Exercise instructions -
Convert every line of the listing below into a numbered list, skipping any blank lines and leaving out the pictures.

Entries -

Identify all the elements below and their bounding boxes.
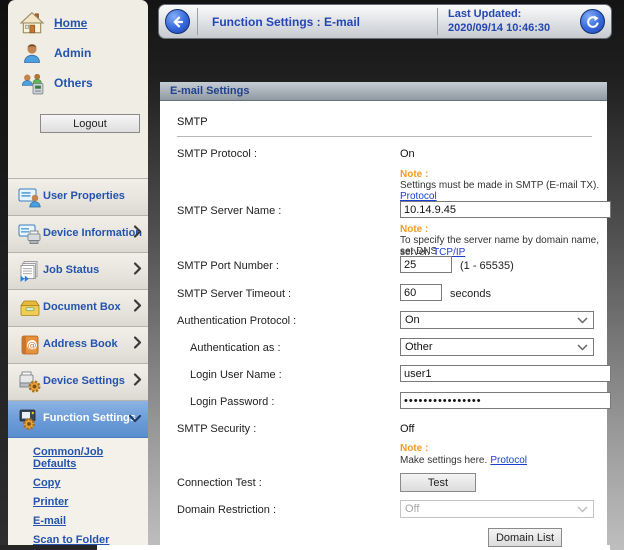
- smtp-security-label: SMTP Security :: [177, 423, 256, 435]
- sidebar-item-function-settings[interactable]: Function Settings: [8, 401, 148, 438]
- domain-list-button[interactable]: Domain List: [488, 528, 562, 547]
- sidebar-subitem-printer[interactable]: Printer: [33, 496, 148, 508]
- select-chevron-icon: [577, 344, 588, 351]
- auth-protocol-select[interactable]: On: [400, 311, 594, 329]
- content-header-title: E-mail Settings: [160, 82, 607, 101]
- address-book-icon: @: [17, 333, 42, 357]
- home-icon: [18, 10, 46, 36]
- login-user-label: Login User Name :: [190, 369, 282, 381]
- sidebar-menu: User Properties Device Information: [8, 178, 148, 438]
- smtp-port-input[interactable]: [400, 256, 452, 273]
- select-chevron-icon: [577, 506, 588, 513]
- sidebar-device-information-label: Device Information: [43, 228, 142, 240]
- login-password-input[interactable]: [400, 392, 611, 409]
- chevron-right-icon: [133, 373, 142, 392]
- smtp-server-name-label: SMTP Server Name :: [177, 205, 281, 217]
- smtp-protocol-label: SMTP Protocol :: [177, 148, 257, 160]
- sidebar-item-address-book[interactable]: @ Address Book: [8, 327, 148, 364]
- refresh-icon: [585, 14, 601, 30]
- sidebar-submenu: Common/Job Defaults Copy Printer E-mail …: [8, 438, 148, 545]
- sidebar-job-status-label: Job Status: [43, 265, 99, 277]
- device-information-icon: [17, 222, 42, 246]
- refresh-button[interactable]: [580, 9, 605, 34]
- last-updated-value: 2020/09/14 10:46:30: [448, 22, 578, 36]
- protocol-link[interactable]: Protocol: [490, 455, 527, 466]
- smtp-server-name-input[interactable]: [400, 201, 611, 218]
- sidebar-admin-label: Admin: [54, 46, 91, 60]
- sidebar-account-section: Home Admin: [8, 0, 148, 178]
- note-text-line: Make settings here. Protocol: [400, 454, 527, 466]
- sidebar-function-settings-label: Function Settings: [43, 413, 136, 425]
- logout-button[interactable]: Logout: [40, 114, 140, 133]
- smtp-protocol-value: On: [400, 148, 415, 160]
- auth-as-label: Authentication as :: [190, 342, 281, 354]
- sidebar-others-label: Others: [54, 76, 93, 90]
- domain-restriction-select[interactable]: Off: [400, 500, 594, 518]
- user-properties-icon: [17, 185, 42, 209]
- select-chevron-icon: [577, 317, 588, 324]
- smtp-timeout-input[interactable]: [400, 284, 442, 301]
- section-divider: [177, 136, 592, 137]
- back-arrow-icon: [170, 14, 186, 30]
- sidebar-subitem-email[interactable]: E-mail: [33, 515, 148, 527]
- sidebar-item-admin[interactable]: Admin: [8, 38, 148, 68]
- function-settings-icon: [17, 407, 42, 431]
- note-title: Note :: [400, 169, 428, 180]
- admin-icon: [18, 40, 46, 66]
- sidebar-subitem-copy[interactable]: Copy: [33, 477, 148, 489]
- sidebar-item-job-status[interactable]: Job Status: [8, 253, 148, 290]
- sidebar-home-label: Home: [54, 16, 87, 30]
- login-user-input[interactable]: [400, 365, 611, 382]
- sidebar-document-box-label: Document Box: [43, 302, 121, 314]
- smtp-security-value: Off: [400, 423, 414, 435]
- smtp-timeout-label: SMTP Server Timeout :: [177, 288, 291, 300]
- sidebar-item-home[interactable]: Home: [8, 8, 148, 38]
- note-text: Settings must be made in SMTP (E-mail TX…: [400, 180, 599, 191]
- connection-test-label: Connection Test :: [177, 477, 262, 489]
- page-title: Function Settings : E-mail: [198, 15, 430, 29]
- back-button[interactable]: [165, 9, 190, 34]
- domain-restriction-label: Domain Restriction :: [177, 504, 276, 516]
- sidebar-subitem-common-job-defaults[interactable]: Common/Job Defaults: [33, 446, 148, 470]
- bottom-dark-strip: [0, 545, 97, 550]
- note-title: Note :: [400, 443, 428, 454]
- chevron-right-icon: [133, 299, 142, 318]
- chevron-right-icon: [133, 225, 142, 244]
- smtp-port-label: SMTP Port Number :: [177, 260, 279, 272]
- others-icon: [18, 70, 46, 96]
- sidebar-item-device-settings[interactable]: Device Settings: [8, 364, 148, 401]
- content-panel: E-mail Settings SMTP SMTP Protocol : On …: [160, 82, 607, 550]
- login-password-label: Login Password :: [190, 396, 274, 408]
- chevron-down-icon: [128, 410, 142, 428]
- sidebar-device-settings-label: Device Settings: [43, 376, 125, 388]
- document-box-icon: [17, 296, 42, 320]
- test-button[interactable]: Test: [400, 473, 476, 492]
- top-toolbar: Function Settings : E-mail Last Updated:…: [158, 4, 612, 39]
- chevron-right-icon: [133, 262, 142, 281]
- smtp-timeout-unit: seconds: [450, 288, 491, 300]
- auth-protocol-label: Authentication Protocol :: [177, 315, 296, 327]
- last-updated: Last Updated: 2020/09/14 10:46:30: [438, 8, 578, 36]
- sidebar-item-user-properties[interactable]: User Properties: [8, 179, 148, 216]
- svg-text:@: @: [27, 341, 36, 351]
- sidebar-item-others[interactable]: Others: [8, 68, 148, 98]
- job-status-icon: [17, 259, 42, 283]
- auth-as-select[interactable]: Other: [400, 338, 594, 356]
- sidebar-item-document-box[interactable]: Document Box: [8, 290, 148, 327]
- sidebar-item-device-information[interactable]: Device Information: [8, 216, 148, 253]
- note-title: Note :: [400, 224, 428, 235]
- left-edge-strip: [0, 0, 8, 550]
- last-updated-label: Last Updated:: [448, 8, 578, 22]
- sidebar-subitem-scan-to-folder[interactable]: Scan to Folder: [33, 534, 148, 545]
- section-title-smtp: SMTP: [177, 116, 208, 128]
- sidebar-user-properties-label: User Properties: [43, 191, 125, 203]
- smtp-port-hint: (1 - 65535): [460, 260, 514, 272]
- sidebar-address-book-label: Address Book: [43, 339, 118, 351]
- chevron-right-icon: [133, 336, 142, 355]
- device-settings-icon: [17, 370, 42, 394]
- sidebar: Home Admin: [8, 0, 148, 545]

Task answer -
1. Identify all the elements below and their bounding boxes.
2. - smtp-security-label: SMTP Security :: [177, 423, 256, 435]
3. - sidebar-item-function-settings[interactable]: Function Settings: [8, 401, 148, 438]
4. - domain-list-button[interactable]: Domain List: [488, 528, 562, 547]
5. - sidebar-subitem-printer[interactable]: Printer: [33, 496, 148, 508]
6. - select-chevron-icon: [577, 344, 588, 351]
7. - auth-protocol-select[interactable]: On: [400, 311, 594, 329]
8. - content-header-title: E-mail Settings: [160, 82, 607, 101]
9. - address-book-icon: @: [17, 333, 42, 357]
10. - home-icon: [18, 10, 46, 36]
11. - login-user-label: Login User Name :: [190, 369, 282, 381]
12. - sidebar-menu: User Properties Device Information: [8, 178, 148, 438]
13. - smtp-port-input[interactable]: [400, 256, 452, 273]
14. - select-chevron-icon: [577, 506, 588, 513]
15. - sidebar-device-information-label: Device Information: [43, 228, 142, 240]
16. - login-password-input[interactable]: [400, 392, 611, 409]
17. - chevron-right-icon: [133, 373, 142, 392]
18. - smtp-server-name-label: SMTP Server Name :: [177, 205, 281, 217]
19. - smtp-protocol-label: SMTP Protocol :: [177, 148, 257, 160]
20. - sidebar-item-address-book[interactable]: @ Address Book: [8, 327, 148, 364]
21. - refresh-icon: [585, 14, 601, 30]
22. - sidebar-submenu: Common/Job Defaults Copy Printer E-mail …: [8, 438, 148, 545]
23. - sidebar-job-status-label: Job Status: [43, 265, 99, 277]
24. - device-information-icon: [17, 222, 42, 246]
25. - refresh-button[interactable]: [580, 9, 605, 34]
26. - last-updated-value: 2020/09/14 10:46:30: [448, 22, 578, 36]
27. - protocol-link[interactable]: Protocol: [490, 455, 527, 466]
28. - smtp-server-name-input[interactable]: [400, 201, 611, 218]
29. - sidebar-admin-label: Admin: [54, 46, 91, 60]
30. - sidebar-account-section: Home Admin: [8, 0, 148, 178]
31. - note-text-line: Make settings here. Protocol: [400, 454, 527, 466]
32. - sidebar-function-settings-label: Function Settings: [43, 413, 136, 425]
33. - logout-button[interactable]: Logout: [40, 114, 140, 133]
34. - smtp-protocol-value: On: [400, 148, 415, 160]
35. - auth-as-label: Authentication as :: [190, 342, 281, 354]
36. - sidebar-others-label: Others: [54, 76, 93, 90]
37. - domain-restriction-select[interactable]: Off: [400, 500, 594, 518]
38. - user-properties-icon: [17, 185, 42, 209]
39. - select-chevron-icon: [577, 317, 588, 324]
40. - smtp-timeout-input[interactable]: [400, 284, 442, 301]
41. - section-divider: [177, 136, 592, 137]
42. - back-arrow-icon: [170, 14, 186, 30]
43. - sidebar-subitem-email[interactable]: E-mail: [33, 515, 148, 527]
44. - sidebar-item-admin[interactable]: Admin: [8, 38, 148, 68]
45. - function-settings-icon: [17, 407, 42, 431]
46. - note-title: Note :: [400, 169, 428, 180]
47. - admin-icon: [18, 40, 46, 66]
48. - sidebar-subitem-copy[interactable]: Copy: [33, 477, 148, 489]
49. - sidebar-item-job-status[interactable]: Job Status: [8, 253, 148, 290]
50. - sidebar-home-label: Home: [54, 16, 87, 30]
51. - login-user-input[interactable]: [400, 365, 611, 382]
52. - sidebar-document-box-label: Document Box: [43, 302, 121, 314]
53. - smtp-security-value: Off: [400, 423, 414, 435]
54. - smtp-timeout-label: SMTP Server Timeout :: [177, 288, 291, 300]
55. - sidebar-item-home[interactable]: Home: [8, 8, 148, 38]
56. - note-text: Settings must be made in SMTP (E-mail TX…: [400, 180, 599, 191]
57. - connection-test-label: Connection Test :: [177, 477, 262, 489]
58. - page-title: Function Settings : E-mail: [198, 15, 430, 29]
59. - back-button[interactable]: [165, 9, 190, 34]
60. - domain-restriction-label: Domain Restriction :: [177, 504, 276, 516]
61. - sidebar-subitem-common-job-defaults[interactable]: Common/Job Defaults: [33, 446, 148, 470]
62. - bottom-dark-strip: [0, 545, 97, 550]
63. - note-title: Note :: [400, 443, 428, 454]
64. - chevron-right-icon: [133, 299, 142, 318]
65. - chevron-right-icon: [133, 225, 142, 244]
66. - smtp-port-label: SMTP Port Number :: [177, 260, 279, 272]
67. - others-icon: [18, 70, 46, 96]
68. - sidebar-item-device-settings[interactable]: Device Settings: [8, 364, 148, 401]
69. - content-panel: E-mail Settings SMTP SMTP Protocol : On …: [160, 82, 607, 550]
70. - login-password-label: Login Password :: [190, 396, 274, 408]
71. - chevron-down-icon: [128, 410, 142, 428]
72. - sidebar-device-settings-label: Device Settings: [43, 376, 125, 388]
73. - document-box-icon: [17, 296, 42, 320]
74. - test-button[interactable]: Test: [400, 473, 476, 492]
75. - top-toolbar: Function Settings : E-mail Last Updated:…: [158, 4, 612, 39]
76. - chevron-right-icon: [133, 262, 142, 281]
77. - smtp-timeout-unit: seconds: [450, 288, 491, 300]
78. - auth-protocol-label: Authentication Protocol :: [177, 315, 296, 327]
79. - last-updated: Last Updated: 2020/09/14 10:46:30: [438, 8, 578, 36]
80. - sidebar-item-user-properties[interactable]: User Properties: [8, 179, 148, 216]
81. - svg-text:@: @: [27, 341, 36, 351]
82. - sidebar-item-others[interactable]: Others: [8, 68, 148, 98]
83. - job-status-icon: [17, 259, 42, 283]
84. - auth-as-select[interactable]: Other: [400, 338, 594, 356]
85. - sidebar-item-document-box[interactable]: Document Box: [8, 290, 148, 327]
86. - sidebar-item-device-information[interactable]: Device Information: [8, 216, 148, 253]
87. - note-title: Note :: [400, 224, 428, 235]
88. - left-edge-strip: [0, 0, 8, 550]
89. - last-updated-label: Last Updated:: [448, 8, 578, 22]
90. - sidebar-subitem-scan-to-folder[interactable]: Scan to Folder: [33, 534, 148, 545]
91. - section-title-smtp: SMTP: [177, 116, 208, 128]
92. - sidebar-user-properties-label: User Properties: [43, 191, 125, 203]
93. - smtp-port-hint: (1 - 65535): [460, 260, 514, 272]
94. - sidebar-address-book-label: Address Book: [43, 339, 118, 351]
95. - chevron-right-icon: [133, 336, 142, 355]
96. - device-settings-icon: [17, 370, 42, 394]
97. - sidebar: Home Admin: [8, 0, 148, 545]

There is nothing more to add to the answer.